**Data supplied:**

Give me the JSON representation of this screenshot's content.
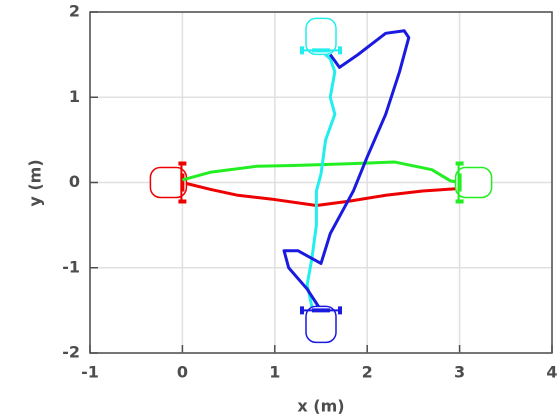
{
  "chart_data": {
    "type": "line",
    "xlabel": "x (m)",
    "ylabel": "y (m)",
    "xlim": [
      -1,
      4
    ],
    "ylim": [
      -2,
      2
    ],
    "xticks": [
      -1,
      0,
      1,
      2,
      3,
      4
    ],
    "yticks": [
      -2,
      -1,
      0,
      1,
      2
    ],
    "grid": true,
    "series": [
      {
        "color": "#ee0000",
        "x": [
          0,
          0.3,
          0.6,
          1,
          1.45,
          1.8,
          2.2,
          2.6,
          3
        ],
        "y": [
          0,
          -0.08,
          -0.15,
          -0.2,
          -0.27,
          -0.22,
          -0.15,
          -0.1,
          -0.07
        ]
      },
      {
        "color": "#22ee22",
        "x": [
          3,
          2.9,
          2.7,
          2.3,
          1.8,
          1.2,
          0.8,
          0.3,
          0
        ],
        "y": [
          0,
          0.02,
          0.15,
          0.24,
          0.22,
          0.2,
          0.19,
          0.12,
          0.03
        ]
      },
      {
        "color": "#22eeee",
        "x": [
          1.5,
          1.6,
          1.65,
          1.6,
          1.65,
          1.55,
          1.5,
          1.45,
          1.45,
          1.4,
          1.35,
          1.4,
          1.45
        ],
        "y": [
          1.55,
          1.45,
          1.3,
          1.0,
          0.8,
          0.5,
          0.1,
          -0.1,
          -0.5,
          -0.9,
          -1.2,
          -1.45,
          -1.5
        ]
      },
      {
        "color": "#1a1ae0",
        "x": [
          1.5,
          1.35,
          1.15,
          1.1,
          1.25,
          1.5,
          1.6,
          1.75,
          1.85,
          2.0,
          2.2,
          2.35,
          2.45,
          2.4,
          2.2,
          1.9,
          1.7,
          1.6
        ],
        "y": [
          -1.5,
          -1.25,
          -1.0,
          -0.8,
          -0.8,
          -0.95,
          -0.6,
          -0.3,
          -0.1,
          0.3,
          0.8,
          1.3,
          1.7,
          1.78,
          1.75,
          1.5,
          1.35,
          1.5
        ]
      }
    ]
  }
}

...

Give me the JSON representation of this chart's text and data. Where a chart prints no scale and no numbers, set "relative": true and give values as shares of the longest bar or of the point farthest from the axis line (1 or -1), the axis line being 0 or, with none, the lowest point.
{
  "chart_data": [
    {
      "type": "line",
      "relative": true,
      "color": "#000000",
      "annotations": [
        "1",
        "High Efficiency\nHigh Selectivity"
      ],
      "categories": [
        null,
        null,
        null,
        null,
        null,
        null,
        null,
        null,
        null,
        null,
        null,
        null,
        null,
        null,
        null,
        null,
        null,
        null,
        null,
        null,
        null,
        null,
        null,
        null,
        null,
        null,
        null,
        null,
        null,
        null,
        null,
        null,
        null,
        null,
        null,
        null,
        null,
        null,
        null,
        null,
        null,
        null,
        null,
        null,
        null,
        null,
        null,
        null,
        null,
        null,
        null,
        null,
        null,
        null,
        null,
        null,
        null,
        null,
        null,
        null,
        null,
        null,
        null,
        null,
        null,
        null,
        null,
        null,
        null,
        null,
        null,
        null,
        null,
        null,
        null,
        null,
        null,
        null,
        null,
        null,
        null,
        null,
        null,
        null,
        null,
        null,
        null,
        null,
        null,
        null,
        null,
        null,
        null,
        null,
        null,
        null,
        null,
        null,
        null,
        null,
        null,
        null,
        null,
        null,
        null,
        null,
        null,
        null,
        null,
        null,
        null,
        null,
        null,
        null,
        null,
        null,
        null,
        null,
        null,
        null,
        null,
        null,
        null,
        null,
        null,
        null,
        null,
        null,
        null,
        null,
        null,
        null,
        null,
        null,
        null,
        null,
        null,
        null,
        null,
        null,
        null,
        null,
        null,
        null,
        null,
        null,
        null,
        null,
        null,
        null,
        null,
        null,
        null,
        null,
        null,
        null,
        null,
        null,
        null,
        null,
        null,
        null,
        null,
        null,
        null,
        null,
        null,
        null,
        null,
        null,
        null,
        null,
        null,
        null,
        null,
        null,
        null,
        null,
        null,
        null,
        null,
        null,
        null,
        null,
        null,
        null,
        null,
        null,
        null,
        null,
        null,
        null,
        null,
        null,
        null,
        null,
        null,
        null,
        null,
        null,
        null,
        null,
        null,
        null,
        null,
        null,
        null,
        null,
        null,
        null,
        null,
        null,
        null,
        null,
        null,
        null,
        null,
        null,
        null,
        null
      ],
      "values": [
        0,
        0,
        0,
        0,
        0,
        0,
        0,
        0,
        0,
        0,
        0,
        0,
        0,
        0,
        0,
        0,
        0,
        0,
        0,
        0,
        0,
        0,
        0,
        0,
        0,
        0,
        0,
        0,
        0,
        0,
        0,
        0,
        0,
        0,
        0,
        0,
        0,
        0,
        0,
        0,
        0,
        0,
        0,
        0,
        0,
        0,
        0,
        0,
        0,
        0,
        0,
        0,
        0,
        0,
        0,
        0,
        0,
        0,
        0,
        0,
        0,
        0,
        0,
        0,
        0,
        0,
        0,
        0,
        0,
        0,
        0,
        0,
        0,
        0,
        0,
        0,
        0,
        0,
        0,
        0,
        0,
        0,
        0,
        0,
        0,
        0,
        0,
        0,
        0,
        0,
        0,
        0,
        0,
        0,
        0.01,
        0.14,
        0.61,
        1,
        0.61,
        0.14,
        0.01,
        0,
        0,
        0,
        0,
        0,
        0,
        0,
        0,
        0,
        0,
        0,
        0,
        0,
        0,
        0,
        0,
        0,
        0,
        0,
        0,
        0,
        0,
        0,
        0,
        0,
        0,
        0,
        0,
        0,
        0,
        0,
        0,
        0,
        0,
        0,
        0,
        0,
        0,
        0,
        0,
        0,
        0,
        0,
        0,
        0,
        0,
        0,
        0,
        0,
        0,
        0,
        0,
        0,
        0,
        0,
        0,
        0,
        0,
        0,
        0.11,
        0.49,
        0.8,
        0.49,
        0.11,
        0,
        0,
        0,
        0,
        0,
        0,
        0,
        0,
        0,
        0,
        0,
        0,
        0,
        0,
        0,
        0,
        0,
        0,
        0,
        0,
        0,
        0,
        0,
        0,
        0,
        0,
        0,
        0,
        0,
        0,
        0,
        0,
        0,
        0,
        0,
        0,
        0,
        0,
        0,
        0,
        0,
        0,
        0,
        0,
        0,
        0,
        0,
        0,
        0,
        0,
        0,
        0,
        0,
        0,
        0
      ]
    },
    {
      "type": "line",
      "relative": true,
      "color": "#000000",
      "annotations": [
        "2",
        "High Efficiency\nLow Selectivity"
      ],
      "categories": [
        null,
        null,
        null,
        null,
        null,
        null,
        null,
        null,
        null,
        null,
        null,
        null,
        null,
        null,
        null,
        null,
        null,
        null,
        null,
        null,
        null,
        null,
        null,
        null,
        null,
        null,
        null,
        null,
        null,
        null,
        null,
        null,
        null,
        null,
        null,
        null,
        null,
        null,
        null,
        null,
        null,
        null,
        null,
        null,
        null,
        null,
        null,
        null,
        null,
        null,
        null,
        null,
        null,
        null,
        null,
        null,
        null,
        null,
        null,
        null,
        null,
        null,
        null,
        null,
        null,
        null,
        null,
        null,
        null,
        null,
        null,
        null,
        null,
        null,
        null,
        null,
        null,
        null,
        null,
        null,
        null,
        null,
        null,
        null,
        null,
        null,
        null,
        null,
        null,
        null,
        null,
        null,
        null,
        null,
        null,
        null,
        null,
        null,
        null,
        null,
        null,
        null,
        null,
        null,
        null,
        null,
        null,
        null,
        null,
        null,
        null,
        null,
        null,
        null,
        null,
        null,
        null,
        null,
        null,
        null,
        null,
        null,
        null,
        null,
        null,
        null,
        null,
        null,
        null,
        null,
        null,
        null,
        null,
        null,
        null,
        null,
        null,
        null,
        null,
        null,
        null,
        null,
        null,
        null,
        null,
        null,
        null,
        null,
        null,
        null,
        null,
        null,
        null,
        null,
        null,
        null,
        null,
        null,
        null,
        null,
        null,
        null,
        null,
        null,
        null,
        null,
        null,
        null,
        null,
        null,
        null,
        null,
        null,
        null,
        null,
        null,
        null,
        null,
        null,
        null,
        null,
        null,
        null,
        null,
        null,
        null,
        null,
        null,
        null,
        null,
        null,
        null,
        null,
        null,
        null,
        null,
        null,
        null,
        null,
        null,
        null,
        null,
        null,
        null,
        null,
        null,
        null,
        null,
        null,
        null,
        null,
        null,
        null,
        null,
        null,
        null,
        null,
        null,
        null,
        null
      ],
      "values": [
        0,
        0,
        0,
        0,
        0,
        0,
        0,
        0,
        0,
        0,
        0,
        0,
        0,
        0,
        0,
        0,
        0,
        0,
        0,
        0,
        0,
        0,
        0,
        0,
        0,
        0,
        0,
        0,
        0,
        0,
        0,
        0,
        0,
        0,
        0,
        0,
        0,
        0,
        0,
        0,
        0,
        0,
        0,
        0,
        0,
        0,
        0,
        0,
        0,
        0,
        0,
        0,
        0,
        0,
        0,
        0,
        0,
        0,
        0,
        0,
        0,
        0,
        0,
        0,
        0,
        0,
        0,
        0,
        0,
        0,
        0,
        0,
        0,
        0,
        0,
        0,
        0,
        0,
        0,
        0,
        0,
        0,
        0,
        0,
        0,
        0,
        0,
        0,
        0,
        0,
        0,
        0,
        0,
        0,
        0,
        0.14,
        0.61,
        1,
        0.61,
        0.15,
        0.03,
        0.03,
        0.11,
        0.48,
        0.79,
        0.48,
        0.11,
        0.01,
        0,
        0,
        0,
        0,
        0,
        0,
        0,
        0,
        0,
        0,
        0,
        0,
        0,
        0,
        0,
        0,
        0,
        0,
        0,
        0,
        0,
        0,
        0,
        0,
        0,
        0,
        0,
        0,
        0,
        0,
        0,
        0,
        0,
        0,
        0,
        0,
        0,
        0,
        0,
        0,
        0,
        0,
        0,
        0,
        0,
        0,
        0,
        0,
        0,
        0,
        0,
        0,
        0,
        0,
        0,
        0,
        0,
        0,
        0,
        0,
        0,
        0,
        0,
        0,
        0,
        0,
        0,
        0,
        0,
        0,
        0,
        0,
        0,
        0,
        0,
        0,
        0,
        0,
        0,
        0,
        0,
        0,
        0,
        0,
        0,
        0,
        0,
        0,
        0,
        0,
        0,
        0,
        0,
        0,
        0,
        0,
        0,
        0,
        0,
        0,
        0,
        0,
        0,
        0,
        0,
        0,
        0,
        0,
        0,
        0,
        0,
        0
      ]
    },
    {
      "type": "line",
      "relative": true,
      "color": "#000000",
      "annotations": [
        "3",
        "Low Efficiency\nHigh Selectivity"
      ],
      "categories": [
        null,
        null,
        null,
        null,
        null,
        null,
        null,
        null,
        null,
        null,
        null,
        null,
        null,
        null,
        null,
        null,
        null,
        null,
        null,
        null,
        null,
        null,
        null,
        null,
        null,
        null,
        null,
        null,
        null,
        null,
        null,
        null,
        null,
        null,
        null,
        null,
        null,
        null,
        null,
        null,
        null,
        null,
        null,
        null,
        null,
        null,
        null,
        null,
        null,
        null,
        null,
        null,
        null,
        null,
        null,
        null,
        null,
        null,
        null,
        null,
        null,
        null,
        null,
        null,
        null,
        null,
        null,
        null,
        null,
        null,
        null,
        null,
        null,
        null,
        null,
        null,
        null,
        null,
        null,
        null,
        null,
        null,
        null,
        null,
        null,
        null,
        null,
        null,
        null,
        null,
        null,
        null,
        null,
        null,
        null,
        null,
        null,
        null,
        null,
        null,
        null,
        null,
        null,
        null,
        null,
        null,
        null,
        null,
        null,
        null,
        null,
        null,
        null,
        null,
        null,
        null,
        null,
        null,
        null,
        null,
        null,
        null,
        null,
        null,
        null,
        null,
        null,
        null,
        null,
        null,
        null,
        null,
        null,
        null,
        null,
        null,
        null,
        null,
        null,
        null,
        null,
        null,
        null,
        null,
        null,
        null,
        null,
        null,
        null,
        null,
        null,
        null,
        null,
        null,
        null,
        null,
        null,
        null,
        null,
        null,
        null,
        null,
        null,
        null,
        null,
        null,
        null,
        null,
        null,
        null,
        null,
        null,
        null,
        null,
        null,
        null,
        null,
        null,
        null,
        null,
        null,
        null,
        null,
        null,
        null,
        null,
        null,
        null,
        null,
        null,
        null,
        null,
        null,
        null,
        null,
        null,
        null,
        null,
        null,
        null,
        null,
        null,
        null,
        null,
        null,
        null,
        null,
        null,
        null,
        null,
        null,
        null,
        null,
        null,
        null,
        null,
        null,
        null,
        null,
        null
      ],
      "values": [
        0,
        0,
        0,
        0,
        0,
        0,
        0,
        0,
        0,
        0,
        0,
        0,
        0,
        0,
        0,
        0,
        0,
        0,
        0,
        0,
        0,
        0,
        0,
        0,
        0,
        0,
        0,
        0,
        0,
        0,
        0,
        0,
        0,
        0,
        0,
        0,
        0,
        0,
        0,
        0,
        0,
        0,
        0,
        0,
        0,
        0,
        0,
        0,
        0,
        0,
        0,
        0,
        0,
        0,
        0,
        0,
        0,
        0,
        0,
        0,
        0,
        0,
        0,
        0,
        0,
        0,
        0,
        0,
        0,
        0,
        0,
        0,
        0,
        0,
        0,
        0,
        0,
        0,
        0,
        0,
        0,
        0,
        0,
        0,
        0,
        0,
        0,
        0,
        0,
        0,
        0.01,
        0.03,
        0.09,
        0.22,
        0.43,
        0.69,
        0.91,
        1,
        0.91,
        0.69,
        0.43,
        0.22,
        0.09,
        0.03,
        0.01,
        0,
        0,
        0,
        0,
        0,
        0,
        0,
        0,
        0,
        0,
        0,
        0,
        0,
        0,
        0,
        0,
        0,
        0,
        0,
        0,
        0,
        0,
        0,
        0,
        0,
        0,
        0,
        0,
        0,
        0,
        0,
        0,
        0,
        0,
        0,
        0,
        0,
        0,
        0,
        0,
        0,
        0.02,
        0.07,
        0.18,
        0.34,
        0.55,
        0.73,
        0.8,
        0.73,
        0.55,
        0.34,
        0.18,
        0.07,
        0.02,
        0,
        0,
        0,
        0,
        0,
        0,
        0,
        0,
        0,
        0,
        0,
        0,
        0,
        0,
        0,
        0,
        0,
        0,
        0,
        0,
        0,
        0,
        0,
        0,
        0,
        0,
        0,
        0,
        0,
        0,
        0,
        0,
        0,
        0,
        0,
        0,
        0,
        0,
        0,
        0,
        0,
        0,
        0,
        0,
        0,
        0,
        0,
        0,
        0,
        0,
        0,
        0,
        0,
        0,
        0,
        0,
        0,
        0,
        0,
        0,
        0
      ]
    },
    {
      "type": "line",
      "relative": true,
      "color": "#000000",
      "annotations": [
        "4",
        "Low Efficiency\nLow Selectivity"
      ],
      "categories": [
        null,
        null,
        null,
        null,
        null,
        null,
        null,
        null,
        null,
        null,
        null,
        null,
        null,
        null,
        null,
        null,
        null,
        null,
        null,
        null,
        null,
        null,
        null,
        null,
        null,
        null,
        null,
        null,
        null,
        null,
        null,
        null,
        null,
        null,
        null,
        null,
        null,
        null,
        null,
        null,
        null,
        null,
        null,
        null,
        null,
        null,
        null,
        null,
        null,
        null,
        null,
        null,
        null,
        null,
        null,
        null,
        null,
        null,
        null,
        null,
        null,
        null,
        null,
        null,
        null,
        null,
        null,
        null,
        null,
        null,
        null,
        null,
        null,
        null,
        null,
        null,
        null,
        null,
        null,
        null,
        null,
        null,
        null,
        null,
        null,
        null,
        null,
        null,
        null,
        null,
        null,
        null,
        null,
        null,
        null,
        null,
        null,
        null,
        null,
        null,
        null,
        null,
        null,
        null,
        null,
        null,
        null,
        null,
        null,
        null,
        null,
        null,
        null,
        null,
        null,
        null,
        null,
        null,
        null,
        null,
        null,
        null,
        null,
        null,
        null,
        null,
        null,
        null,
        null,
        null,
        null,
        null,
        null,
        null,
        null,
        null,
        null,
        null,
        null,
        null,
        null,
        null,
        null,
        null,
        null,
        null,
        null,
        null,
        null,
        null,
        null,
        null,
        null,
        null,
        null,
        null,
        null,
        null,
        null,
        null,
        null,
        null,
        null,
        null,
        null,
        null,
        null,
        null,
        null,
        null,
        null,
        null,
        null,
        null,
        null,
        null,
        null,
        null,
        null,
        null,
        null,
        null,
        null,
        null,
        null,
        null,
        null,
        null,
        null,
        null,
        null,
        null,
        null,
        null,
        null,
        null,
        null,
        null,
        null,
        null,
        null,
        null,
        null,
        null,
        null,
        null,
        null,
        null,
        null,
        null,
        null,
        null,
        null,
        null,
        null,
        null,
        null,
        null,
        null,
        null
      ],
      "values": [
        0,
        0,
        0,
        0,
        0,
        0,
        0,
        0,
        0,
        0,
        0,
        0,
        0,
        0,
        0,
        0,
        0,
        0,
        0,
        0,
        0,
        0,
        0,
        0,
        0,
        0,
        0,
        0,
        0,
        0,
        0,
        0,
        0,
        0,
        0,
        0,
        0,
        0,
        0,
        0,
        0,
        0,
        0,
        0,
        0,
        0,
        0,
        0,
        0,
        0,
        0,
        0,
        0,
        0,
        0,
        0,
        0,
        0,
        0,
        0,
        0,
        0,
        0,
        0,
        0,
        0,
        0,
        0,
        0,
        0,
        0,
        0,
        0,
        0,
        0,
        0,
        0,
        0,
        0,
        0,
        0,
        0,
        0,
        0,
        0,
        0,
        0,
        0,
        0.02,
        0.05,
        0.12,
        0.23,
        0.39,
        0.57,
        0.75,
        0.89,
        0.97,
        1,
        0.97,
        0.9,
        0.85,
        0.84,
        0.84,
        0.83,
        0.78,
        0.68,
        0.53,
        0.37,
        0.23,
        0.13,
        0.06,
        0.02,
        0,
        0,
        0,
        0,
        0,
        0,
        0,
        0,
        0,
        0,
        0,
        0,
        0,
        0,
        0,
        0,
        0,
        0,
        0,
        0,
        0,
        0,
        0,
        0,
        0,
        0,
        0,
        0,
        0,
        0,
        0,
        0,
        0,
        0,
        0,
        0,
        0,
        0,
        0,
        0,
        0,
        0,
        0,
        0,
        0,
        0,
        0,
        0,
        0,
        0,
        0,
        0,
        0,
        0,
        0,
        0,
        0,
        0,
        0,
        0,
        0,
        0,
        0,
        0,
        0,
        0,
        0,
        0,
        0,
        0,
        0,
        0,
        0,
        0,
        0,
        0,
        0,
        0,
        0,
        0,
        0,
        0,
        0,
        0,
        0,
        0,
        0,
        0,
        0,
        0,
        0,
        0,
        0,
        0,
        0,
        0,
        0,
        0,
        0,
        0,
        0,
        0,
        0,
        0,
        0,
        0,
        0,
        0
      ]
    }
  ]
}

--

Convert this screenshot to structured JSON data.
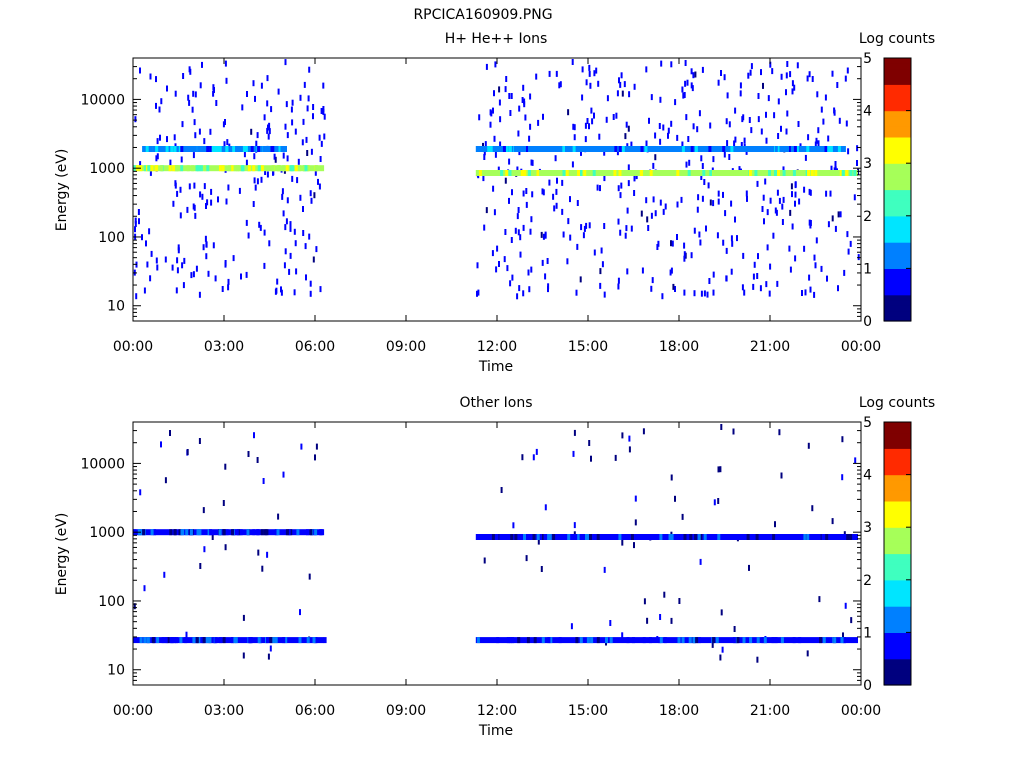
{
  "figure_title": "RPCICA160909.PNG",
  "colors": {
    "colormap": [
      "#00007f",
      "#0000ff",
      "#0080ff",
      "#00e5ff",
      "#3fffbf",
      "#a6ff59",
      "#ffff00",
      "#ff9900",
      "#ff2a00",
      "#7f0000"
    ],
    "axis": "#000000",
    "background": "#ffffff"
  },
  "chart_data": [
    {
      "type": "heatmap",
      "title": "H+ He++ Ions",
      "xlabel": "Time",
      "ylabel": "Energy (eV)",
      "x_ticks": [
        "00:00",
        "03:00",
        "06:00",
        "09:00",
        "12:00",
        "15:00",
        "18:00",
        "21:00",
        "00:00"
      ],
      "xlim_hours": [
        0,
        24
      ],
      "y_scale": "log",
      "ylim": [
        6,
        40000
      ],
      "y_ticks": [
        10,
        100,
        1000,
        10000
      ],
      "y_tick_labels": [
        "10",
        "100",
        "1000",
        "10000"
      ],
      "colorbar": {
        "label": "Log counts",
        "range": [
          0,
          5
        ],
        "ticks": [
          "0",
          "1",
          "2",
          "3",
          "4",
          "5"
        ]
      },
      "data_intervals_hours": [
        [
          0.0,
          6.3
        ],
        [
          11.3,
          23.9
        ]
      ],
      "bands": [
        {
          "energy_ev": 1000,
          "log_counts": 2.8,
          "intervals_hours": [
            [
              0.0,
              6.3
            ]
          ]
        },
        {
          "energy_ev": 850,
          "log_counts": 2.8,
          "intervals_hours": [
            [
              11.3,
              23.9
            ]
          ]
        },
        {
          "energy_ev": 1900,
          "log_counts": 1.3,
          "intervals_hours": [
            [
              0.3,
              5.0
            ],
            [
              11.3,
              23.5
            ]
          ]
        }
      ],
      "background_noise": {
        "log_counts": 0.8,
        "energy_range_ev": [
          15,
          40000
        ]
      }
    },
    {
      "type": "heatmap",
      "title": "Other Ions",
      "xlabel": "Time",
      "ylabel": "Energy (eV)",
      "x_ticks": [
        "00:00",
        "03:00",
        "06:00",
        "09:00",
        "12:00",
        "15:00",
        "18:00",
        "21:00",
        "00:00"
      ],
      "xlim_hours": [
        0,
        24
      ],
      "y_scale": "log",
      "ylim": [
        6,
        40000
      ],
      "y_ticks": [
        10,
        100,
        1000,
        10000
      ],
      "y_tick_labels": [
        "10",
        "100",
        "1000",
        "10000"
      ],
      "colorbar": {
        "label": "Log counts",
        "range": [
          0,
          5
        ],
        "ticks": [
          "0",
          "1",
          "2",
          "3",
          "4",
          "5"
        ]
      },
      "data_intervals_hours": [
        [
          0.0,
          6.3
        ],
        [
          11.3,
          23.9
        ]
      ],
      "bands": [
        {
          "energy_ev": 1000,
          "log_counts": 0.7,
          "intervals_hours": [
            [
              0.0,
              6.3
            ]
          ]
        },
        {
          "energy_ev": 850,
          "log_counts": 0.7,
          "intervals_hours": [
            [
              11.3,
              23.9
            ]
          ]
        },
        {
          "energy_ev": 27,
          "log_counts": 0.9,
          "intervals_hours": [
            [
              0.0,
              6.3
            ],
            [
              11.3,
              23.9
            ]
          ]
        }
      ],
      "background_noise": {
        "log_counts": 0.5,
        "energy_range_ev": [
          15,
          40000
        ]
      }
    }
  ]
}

**Instructions for the task:**
Show the lines of the records that contain the word "nHigh".

**Written answer:**
        "High Efficiency\nHigh Selectivity"
        "Low Efficiency\nHigh Selectivity"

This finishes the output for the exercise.